### Aim
What is the number of lines containing the word "type"? Give that number alone.

>> start

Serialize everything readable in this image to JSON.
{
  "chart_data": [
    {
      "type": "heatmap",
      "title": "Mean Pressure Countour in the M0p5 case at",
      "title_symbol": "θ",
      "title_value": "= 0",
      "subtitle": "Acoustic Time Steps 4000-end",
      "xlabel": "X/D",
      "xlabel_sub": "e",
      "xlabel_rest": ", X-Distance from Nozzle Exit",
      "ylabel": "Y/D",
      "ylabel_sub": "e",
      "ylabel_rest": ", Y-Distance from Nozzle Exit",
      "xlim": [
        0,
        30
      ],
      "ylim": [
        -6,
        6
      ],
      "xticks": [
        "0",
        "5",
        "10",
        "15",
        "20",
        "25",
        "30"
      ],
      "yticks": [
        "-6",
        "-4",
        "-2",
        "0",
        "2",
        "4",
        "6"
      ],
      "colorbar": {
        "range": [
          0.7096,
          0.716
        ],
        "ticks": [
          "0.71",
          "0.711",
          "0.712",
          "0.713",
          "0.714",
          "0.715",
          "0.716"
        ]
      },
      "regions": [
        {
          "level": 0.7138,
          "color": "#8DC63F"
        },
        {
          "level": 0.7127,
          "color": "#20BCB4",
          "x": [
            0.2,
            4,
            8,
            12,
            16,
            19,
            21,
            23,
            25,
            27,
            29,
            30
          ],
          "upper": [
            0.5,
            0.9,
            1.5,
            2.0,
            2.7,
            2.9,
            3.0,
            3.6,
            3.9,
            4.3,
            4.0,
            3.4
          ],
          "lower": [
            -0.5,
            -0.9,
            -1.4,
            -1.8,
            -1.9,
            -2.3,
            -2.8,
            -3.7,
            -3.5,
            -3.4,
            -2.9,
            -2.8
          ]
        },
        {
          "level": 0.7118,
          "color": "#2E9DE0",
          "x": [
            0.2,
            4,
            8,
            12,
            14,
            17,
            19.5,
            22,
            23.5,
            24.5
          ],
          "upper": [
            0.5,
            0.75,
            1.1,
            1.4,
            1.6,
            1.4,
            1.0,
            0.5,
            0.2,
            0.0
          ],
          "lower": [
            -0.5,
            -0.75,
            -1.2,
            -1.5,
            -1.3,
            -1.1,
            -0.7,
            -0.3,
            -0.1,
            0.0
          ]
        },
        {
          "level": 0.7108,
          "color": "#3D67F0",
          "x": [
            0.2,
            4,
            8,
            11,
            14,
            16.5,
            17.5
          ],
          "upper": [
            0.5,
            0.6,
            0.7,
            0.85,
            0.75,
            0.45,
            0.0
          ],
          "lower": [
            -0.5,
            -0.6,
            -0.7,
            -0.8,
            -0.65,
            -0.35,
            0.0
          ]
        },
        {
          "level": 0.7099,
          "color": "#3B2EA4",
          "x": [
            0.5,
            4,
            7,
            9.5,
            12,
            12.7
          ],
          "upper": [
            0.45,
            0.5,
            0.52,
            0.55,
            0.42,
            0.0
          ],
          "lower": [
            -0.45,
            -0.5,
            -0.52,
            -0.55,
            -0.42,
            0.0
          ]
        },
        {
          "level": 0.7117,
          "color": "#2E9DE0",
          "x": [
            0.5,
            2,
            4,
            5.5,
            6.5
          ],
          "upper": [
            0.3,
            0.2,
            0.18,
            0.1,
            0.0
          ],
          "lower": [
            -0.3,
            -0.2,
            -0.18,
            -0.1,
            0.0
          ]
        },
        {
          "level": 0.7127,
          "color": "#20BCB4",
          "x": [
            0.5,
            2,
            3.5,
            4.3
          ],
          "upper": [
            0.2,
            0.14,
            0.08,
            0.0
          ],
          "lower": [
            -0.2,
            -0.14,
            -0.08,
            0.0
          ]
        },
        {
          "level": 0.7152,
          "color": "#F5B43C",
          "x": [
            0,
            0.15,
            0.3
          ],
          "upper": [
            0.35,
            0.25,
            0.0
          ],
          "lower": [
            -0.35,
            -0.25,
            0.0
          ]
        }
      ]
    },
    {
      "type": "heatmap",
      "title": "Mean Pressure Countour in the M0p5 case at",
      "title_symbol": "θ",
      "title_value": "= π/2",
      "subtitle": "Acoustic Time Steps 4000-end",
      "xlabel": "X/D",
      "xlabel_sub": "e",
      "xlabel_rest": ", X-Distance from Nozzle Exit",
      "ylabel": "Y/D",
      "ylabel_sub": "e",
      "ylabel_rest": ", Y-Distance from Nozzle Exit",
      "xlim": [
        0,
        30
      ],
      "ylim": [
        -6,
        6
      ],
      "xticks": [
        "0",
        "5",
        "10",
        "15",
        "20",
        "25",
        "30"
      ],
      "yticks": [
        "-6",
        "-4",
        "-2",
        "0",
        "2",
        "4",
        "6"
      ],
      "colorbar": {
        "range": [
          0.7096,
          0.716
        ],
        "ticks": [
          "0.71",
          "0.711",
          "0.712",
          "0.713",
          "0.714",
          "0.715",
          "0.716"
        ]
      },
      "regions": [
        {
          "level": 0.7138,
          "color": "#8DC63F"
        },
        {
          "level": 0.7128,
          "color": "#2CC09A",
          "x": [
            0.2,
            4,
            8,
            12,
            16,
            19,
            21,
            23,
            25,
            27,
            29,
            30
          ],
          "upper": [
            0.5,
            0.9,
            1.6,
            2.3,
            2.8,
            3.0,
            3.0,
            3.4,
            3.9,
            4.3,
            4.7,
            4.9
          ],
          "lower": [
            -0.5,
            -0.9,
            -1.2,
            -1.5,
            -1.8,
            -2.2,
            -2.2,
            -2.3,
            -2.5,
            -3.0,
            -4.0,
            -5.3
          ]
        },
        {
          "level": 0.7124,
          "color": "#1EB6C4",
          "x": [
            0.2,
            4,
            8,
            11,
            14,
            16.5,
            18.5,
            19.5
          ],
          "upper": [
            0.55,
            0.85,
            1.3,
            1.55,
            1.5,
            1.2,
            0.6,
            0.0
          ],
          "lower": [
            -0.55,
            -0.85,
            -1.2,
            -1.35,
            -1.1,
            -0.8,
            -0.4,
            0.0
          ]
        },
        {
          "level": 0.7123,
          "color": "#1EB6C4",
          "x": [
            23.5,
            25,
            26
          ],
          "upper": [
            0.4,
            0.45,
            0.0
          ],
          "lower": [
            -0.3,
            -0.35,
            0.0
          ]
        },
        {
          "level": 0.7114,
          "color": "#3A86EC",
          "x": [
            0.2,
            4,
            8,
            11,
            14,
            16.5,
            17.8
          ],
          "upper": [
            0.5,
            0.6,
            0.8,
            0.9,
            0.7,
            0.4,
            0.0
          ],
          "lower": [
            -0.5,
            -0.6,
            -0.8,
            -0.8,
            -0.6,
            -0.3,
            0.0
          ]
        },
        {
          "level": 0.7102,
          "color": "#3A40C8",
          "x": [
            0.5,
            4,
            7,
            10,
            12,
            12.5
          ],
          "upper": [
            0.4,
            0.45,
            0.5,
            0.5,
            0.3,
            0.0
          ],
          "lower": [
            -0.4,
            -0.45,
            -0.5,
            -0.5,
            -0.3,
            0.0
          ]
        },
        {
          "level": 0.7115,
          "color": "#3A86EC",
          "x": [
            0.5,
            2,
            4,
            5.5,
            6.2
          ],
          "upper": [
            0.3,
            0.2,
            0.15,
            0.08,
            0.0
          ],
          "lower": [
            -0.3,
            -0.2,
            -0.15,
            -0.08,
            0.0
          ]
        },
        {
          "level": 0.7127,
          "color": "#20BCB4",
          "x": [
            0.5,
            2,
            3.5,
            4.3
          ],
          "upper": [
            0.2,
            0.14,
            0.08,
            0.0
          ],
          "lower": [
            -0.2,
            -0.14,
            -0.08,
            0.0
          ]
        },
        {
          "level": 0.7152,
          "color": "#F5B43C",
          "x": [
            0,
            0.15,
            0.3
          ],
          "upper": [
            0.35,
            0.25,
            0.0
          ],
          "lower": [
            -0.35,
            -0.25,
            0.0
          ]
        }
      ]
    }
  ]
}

>> end
>> start

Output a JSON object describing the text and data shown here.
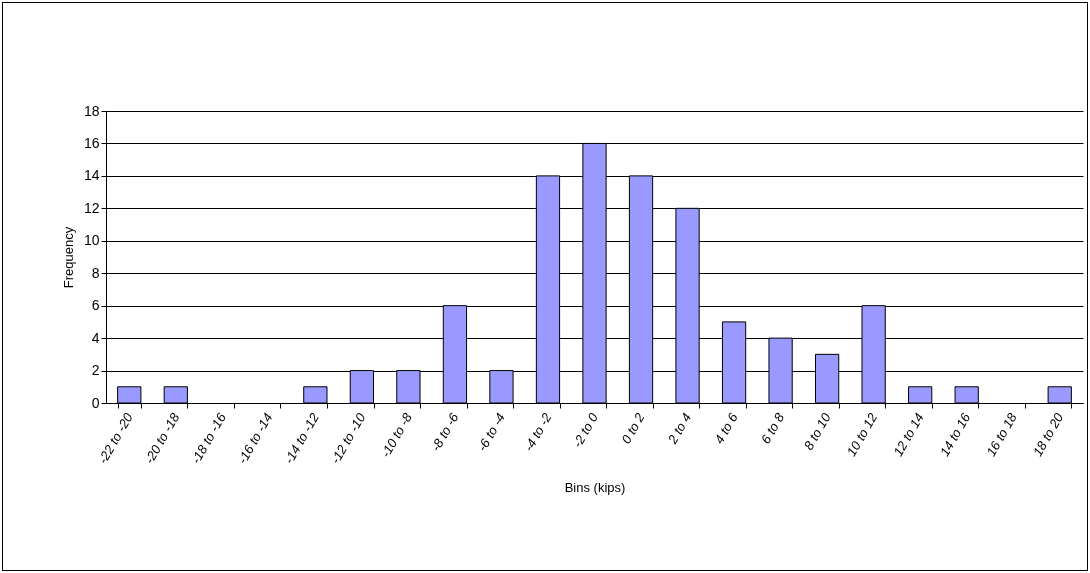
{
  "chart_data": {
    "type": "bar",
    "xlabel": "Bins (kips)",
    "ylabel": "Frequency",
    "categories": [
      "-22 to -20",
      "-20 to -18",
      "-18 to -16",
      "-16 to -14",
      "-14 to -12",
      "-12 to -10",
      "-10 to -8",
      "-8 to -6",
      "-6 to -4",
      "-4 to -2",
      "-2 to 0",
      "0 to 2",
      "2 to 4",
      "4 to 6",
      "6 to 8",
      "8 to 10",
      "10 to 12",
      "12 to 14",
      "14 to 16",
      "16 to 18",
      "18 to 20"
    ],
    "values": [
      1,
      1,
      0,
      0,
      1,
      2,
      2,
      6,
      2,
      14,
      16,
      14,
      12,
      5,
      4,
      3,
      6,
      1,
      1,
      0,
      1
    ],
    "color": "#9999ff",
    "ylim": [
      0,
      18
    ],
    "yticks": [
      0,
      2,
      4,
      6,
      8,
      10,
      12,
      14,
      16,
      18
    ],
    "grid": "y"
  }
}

>> end
>> start

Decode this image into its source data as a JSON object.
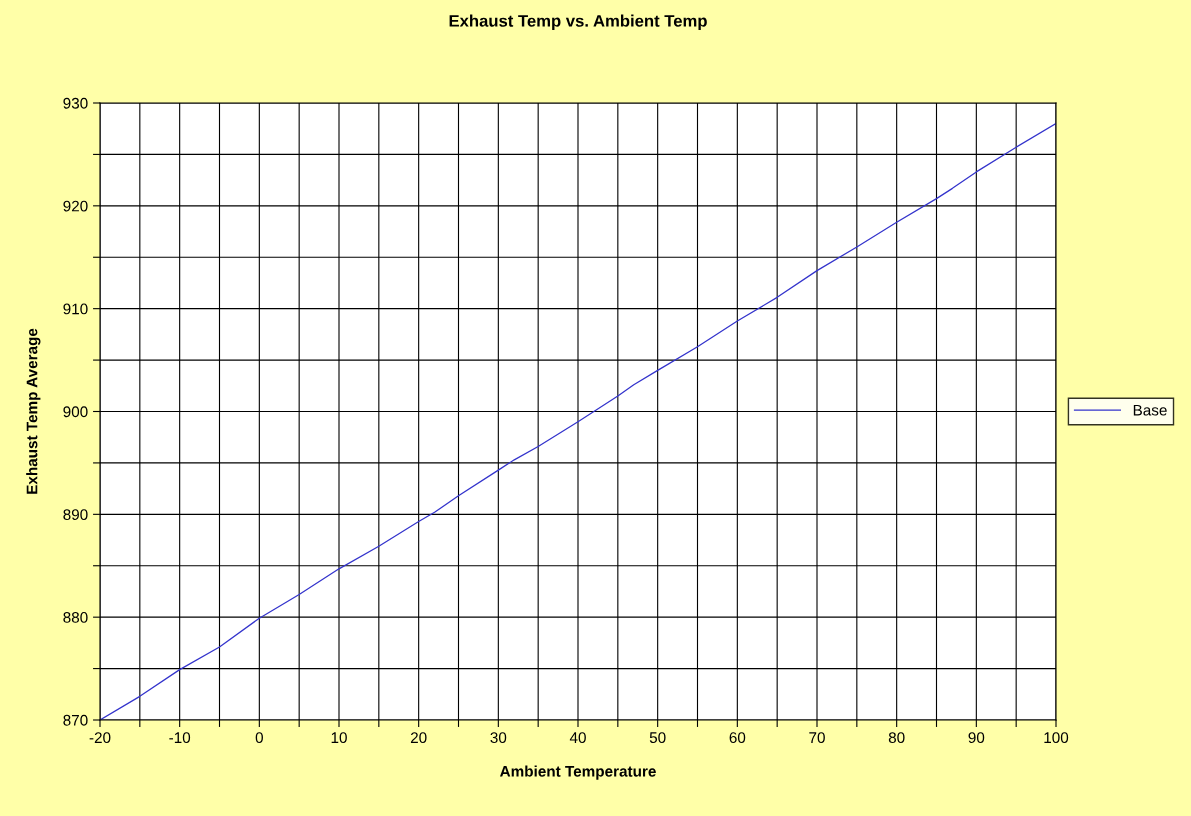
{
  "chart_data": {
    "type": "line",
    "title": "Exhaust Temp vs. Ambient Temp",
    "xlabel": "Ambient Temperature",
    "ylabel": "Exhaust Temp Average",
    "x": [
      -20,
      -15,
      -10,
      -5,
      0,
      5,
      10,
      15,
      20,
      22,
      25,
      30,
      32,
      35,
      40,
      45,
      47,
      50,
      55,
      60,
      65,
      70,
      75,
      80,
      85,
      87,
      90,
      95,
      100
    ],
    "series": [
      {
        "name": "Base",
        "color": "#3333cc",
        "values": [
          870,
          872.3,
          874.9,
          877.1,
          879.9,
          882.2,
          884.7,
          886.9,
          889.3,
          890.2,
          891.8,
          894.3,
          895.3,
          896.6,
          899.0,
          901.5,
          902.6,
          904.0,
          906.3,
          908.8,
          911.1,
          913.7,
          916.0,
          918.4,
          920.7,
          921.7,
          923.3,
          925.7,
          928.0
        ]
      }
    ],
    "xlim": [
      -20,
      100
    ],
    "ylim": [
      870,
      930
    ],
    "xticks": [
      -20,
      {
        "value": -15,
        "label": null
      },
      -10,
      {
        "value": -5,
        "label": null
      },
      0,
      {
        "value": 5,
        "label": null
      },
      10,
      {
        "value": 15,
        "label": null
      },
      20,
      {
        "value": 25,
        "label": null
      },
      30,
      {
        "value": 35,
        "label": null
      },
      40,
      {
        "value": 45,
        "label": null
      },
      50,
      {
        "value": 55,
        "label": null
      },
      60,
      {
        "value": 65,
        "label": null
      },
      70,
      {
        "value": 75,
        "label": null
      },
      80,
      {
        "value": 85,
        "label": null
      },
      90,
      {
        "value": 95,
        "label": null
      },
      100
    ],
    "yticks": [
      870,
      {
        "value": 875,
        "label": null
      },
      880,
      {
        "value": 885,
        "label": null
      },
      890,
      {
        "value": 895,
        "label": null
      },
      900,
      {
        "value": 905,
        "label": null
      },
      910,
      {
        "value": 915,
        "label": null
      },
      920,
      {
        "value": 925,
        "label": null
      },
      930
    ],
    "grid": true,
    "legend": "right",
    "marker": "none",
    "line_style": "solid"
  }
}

>> end

### Exercise response
4